# [Goal of the exercise]
Scan the material for the word "总结模板时", and copy each line where it shows up.

# [Information provided]
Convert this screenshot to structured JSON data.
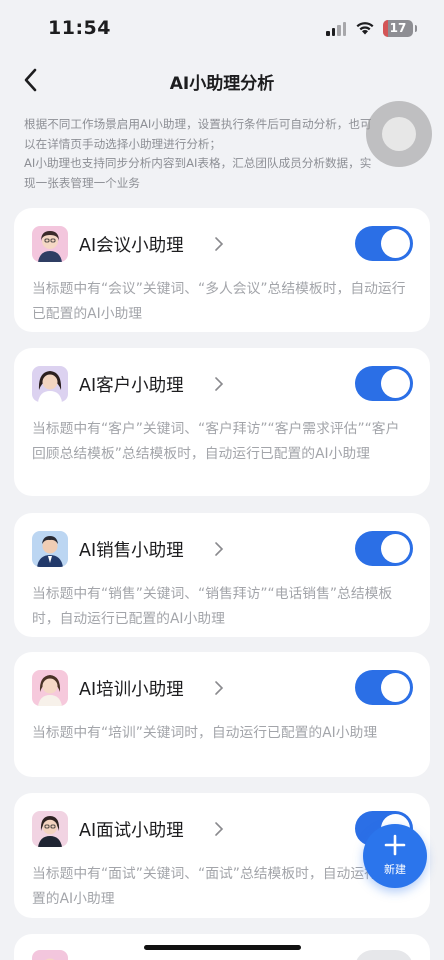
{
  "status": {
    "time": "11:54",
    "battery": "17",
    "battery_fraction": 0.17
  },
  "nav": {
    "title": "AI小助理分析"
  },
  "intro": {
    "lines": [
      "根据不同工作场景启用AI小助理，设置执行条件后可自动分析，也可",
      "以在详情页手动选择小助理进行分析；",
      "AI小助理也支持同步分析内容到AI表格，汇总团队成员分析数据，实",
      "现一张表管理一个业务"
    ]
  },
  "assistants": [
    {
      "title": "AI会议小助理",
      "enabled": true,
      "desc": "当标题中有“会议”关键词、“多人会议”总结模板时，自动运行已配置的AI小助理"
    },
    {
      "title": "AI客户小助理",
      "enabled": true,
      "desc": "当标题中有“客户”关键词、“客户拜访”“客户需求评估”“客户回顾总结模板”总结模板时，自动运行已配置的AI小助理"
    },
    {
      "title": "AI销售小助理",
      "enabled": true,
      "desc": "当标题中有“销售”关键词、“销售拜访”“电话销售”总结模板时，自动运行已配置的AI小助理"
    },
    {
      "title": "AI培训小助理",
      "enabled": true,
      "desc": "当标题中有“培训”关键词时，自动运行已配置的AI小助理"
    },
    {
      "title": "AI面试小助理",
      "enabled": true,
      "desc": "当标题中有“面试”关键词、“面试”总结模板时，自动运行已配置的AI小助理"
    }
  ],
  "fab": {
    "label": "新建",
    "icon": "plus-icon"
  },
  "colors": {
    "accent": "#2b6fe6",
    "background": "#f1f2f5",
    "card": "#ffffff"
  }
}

* * *

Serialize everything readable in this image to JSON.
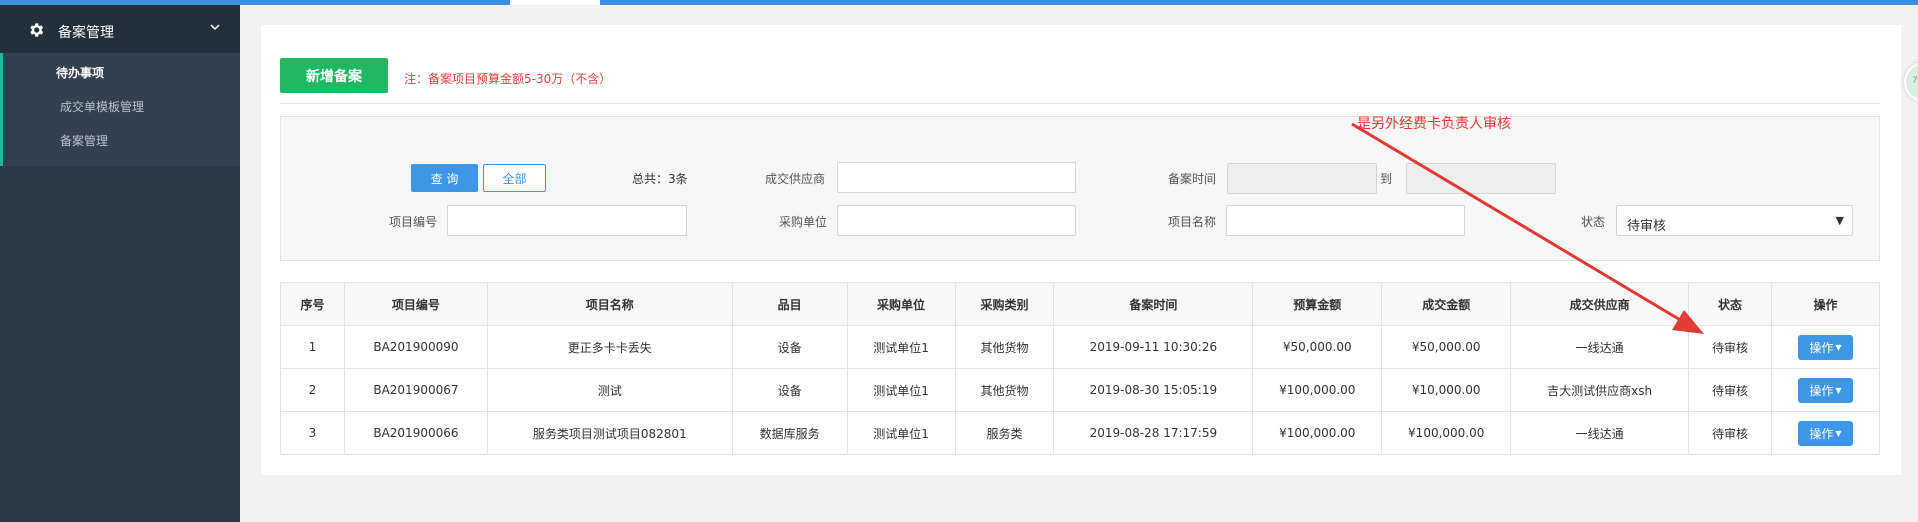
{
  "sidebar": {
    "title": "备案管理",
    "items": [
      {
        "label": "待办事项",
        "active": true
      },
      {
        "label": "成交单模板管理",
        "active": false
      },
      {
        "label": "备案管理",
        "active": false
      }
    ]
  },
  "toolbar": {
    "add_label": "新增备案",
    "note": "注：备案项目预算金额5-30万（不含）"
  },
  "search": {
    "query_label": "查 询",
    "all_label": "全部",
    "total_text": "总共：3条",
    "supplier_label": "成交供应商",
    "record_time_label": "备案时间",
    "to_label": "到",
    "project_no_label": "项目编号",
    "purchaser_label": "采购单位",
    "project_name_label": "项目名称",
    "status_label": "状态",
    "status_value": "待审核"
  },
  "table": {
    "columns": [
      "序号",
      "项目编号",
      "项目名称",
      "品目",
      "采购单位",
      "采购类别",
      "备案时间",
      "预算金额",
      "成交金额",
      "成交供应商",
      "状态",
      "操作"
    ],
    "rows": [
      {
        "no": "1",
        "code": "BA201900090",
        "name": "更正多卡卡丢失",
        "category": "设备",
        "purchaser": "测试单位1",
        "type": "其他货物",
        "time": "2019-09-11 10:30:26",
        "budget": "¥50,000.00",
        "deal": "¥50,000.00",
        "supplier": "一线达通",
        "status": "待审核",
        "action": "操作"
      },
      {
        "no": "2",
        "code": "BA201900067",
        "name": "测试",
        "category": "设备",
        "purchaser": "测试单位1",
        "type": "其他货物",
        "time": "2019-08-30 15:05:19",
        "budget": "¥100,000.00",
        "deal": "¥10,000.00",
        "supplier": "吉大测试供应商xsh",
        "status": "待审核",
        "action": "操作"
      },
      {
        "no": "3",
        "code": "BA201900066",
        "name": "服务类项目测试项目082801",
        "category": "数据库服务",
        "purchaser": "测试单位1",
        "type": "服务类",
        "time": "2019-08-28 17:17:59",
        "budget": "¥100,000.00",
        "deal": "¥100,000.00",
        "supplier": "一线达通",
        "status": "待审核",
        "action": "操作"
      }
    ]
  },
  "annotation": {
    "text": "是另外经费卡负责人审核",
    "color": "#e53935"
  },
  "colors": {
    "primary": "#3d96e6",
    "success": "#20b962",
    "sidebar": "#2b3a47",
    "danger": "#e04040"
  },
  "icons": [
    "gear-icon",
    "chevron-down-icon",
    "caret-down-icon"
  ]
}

# [Answer below]
      "desc": "当标题中有“会议”关键词、“多人会议”总结模板时，自动运行已配置的AI小助理"
      "desc": "当标题中有“客户”关键词、“客户拜访”“客户需求评估”“客户回顾总结模板”总结模板时，自动运行已配置的AI小助理"
      "desc": "当标题中有“销售”关键词、“销售拜访”“电话销售”总结模板时，自动运行已配置的AI小助理"
      "desc": "当标题中有“面试”关键词、“面试”总结模板时，自动运行已配置的AI小助理"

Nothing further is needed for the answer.